> _GIVEN TASK_: Pick every line with "VERKYNDT" from the material below.

[Saved entries]
════════

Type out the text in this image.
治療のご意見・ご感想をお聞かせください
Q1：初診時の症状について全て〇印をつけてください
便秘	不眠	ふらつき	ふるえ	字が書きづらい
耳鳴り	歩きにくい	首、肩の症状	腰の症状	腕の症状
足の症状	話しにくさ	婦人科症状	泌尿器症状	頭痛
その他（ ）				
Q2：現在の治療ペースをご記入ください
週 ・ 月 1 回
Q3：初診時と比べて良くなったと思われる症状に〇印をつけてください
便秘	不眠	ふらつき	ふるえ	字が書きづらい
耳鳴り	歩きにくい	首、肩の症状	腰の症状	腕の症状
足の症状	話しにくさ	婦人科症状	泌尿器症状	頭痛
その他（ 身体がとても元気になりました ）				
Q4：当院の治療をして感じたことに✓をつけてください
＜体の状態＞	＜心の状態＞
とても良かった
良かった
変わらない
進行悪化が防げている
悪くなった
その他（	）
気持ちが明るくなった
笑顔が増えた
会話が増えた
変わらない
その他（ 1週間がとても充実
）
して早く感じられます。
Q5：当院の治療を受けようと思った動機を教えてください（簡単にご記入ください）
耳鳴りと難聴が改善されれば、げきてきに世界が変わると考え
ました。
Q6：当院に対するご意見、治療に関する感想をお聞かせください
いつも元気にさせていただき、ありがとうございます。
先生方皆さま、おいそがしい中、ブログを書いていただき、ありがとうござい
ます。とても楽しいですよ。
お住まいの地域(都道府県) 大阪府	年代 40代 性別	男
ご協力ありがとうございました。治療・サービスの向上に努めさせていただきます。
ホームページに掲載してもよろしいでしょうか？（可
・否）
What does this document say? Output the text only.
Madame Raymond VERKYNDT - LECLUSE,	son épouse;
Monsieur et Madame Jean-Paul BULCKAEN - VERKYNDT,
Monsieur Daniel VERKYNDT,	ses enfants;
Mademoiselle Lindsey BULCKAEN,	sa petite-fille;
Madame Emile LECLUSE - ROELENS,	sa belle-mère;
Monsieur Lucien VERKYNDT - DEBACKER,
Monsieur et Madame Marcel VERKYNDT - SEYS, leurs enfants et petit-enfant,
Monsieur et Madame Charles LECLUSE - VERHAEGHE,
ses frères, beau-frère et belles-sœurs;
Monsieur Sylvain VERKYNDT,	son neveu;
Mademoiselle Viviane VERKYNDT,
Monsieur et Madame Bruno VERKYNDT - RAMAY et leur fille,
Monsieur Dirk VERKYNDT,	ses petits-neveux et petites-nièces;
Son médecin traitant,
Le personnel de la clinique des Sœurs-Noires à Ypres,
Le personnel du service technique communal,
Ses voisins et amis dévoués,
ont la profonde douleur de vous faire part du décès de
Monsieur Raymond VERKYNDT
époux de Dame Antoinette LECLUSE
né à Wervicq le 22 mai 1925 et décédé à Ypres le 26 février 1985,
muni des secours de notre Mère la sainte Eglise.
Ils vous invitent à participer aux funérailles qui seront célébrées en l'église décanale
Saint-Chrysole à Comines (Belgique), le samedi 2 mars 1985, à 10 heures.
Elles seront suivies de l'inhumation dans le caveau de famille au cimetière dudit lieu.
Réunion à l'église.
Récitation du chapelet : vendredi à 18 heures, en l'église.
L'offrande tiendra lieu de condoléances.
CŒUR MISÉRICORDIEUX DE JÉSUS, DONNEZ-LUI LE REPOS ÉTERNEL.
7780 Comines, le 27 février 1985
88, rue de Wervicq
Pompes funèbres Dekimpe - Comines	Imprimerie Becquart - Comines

════════

> _FINAL ANSWER_:
Madame Raymond VERKYNDT - LECLUSE,	son épouse;
Monsieur et Madame Jean-Paul BULCKAEN - VERKYNDT,
Monsieur Daniel VERKYNDT,	ses enfants;
Monsieur Lucien VERKYNDT - DEBACKER,
Monsieur et Madame Marcel VERKYNDT - SEYS, leurs enfants et petit-enfant,
Monsieur Sylvain VERKYNDT,	son neveu;
Mademoiselle Viviane VERKYNDT,
Monsieur et Madame Bruno VERKYNDT - RAMAY et leur fille,
Monsieur Dirk VERKYNDT,	ses petits-neveux et petites-nièces;
Monsieur Raymond VERKYNDT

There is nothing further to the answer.